• 프린트
  • 메일
  • 스크랩
  • 목록
  • 글자크기
  • 크게
  • 작게

367. Albino’s Arm for a Lucky Charm?

Jang, Min-young 기자2017.09.07 02:59:46





Human rights in history have been achieved by blood and tears. Memories of slavery, the Holocaust, and many other dark incidents constantly remind us never to repeat such misery. Despite constant reflection and the passing of time, human rights are still being abused. Some people with albinism live in fear, as their body parts are hunted for witchcraft.


What is Albinism?

Albinism is a congenital pigment deficiency disorder that limits the body’s ability to process melanin. The disorder affects about one in 20,000 people worldwide and is more prevalent in Sub-Saharan Africa, affecting one in 1,400 Tanzanians. Melanin deficiency causes vulnerability to sun damages which lead to vision impairment or a higher possibility of developing skin cancer, especially in the countries with warmer climates. Standing Voice states that about 98% of Tanzanian albinos die from skin cancer before they reach the age of 40. Such threats, however, can be managed through efforts such as wearing sunglasses or minimizing the exposure to sunlight.

** Task item A **
According to the article on albinism, what proportion of Tanzanian albinos die from skin cancer before reaching the age of 40?
** Task item B **
Duplicate the passage of the article on albinism starting at "What is Albinism?" and ending at "exposure to sunlight.".
** Task item C **
Pick up the article on albinism at the point where it stops, and continue it.
The items that come next are drawn from a separate source.

** Material shown **

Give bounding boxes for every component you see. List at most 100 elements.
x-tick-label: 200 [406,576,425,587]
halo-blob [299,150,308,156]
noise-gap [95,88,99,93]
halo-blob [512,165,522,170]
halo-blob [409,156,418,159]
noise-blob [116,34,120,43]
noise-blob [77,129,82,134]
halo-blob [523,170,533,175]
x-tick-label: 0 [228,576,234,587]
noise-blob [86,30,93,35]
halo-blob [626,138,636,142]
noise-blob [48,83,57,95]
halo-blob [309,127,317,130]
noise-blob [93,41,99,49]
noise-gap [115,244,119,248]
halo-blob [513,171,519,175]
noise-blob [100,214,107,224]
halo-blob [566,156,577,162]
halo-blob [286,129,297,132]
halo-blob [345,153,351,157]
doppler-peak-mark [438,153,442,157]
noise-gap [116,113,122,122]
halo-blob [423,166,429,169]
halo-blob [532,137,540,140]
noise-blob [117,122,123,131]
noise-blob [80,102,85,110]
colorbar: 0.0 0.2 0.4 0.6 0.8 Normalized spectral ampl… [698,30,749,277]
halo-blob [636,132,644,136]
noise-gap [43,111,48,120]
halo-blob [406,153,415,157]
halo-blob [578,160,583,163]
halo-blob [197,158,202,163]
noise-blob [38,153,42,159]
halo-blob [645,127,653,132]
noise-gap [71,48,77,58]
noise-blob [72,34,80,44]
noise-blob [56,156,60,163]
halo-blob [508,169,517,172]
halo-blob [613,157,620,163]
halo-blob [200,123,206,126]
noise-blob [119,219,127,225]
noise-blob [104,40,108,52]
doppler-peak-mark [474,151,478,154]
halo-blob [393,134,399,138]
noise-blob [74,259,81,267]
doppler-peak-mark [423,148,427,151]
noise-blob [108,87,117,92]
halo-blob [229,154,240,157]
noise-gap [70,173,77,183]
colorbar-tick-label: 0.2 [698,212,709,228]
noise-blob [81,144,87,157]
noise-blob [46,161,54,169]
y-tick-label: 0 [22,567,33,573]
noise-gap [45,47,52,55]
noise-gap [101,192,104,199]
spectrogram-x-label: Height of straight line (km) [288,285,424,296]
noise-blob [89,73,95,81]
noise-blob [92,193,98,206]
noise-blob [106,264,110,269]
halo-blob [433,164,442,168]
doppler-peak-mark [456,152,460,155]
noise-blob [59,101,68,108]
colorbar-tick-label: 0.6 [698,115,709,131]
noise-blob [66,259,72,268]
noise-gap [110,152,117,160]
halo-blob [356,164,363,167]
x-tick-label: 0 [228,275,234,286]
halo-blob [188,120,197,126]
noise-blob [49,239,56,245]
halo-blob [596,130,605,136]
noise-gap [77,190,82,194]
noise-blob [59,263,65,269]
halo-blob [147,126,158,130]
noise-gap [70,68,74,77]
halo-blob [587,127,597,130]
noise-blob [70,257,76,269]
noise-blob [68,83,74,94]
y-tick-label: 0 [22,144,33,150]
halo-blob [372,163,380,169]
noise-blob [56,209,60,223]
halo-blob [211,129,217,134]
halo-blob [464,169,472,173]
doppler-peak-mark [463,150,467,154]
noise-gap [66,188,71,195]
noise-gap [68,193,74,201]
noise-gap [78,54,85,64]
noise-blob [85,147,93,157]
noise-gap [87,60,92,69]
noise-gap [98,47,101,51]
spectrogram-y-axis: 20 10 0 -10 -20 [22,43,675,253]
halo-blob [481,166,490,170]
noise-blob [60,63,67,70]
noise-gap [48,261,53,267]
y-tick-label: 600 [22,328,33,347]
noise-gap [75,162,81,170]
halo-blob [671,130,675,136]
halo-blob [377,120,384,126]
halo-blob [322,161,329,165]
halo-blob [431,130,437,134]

** Answer section A **
About 98%.

** Answer section B **
What is Albinism?

Albinism is a congenital pigment deficiency disorder that limits the body’s ability to process melanin. The disorder affects about one in 20,000 people worldwide and is more prevalent in Sub-Saharan Africa, affecting one in 1,400 Tanzanians. Melanin deficiency causes vulnerability to sun damages which lead to vision impairment or a higher possibility of developing skin cancer, especially in the countries with warmer climates. Standing Voice states that about 98% of Tanzanian albinos die from skin cancer before they reach the age of 40. Such threats, however, can be managed through efforts such as wearing sunglasses or minimizing the exposure to sunlight.

** Answer section C **
Superstition Driven Discrimination

Despite the fact that the disorder is not contagious, is not associated with brain function, and is not a curse, some people with albinism are discriminated against due to the poor level of awareness in many African societies. Insufficient awareness results in deeper discrimination, such as isolation and segregation in public services, education and healthcare. Their body parts are regarded as being magical, bringing good luck or curing diseases. It is even believed by some that AIDS can be cured by sleeping with a woman with albinism. Inhumane attacks on albinos are driven by these superstitions that pervade sub-Saharan Africa.

The Truth about Crimes toward Albinos

In such communities, many albino babies are killed at birth, and survivors endure years of abuse. Albinos’ body parts are sold at prices ranging from $2,000 for a limb to $75,000 for a corpse. This high profit lures impoverished people to commit dreadful crimes. The body parts when sold are mostly made into medicine that supposedly cures diseases. Emmanuel Rutema, a 15-year-old victim, lost one arm and all the fingers of the other hand. His attackers also attempted to remove his tongue and teeth. Most victims are traumatized and frightened of the outside world. During the last two years 65 attacks, 47 abduction attempts and 13 murders have been reported in Malawi alone. The UN reports that the actual number of casualties is estimated to be higher since most attacks are done in secret.

Making Changes for a Better World

In March, 2017, four albino Tanzanian children arrived in the U.S. to receive new prosthetic arms provided by Global Medical Relief Fund, a New York-based charity. Under The Same Sun provides albinos with education in a safe environment. The charity has educated 400 students since 2010 and yielded 85 graduates. It also offers visual aids, skin care treatment, safe house, and counselling.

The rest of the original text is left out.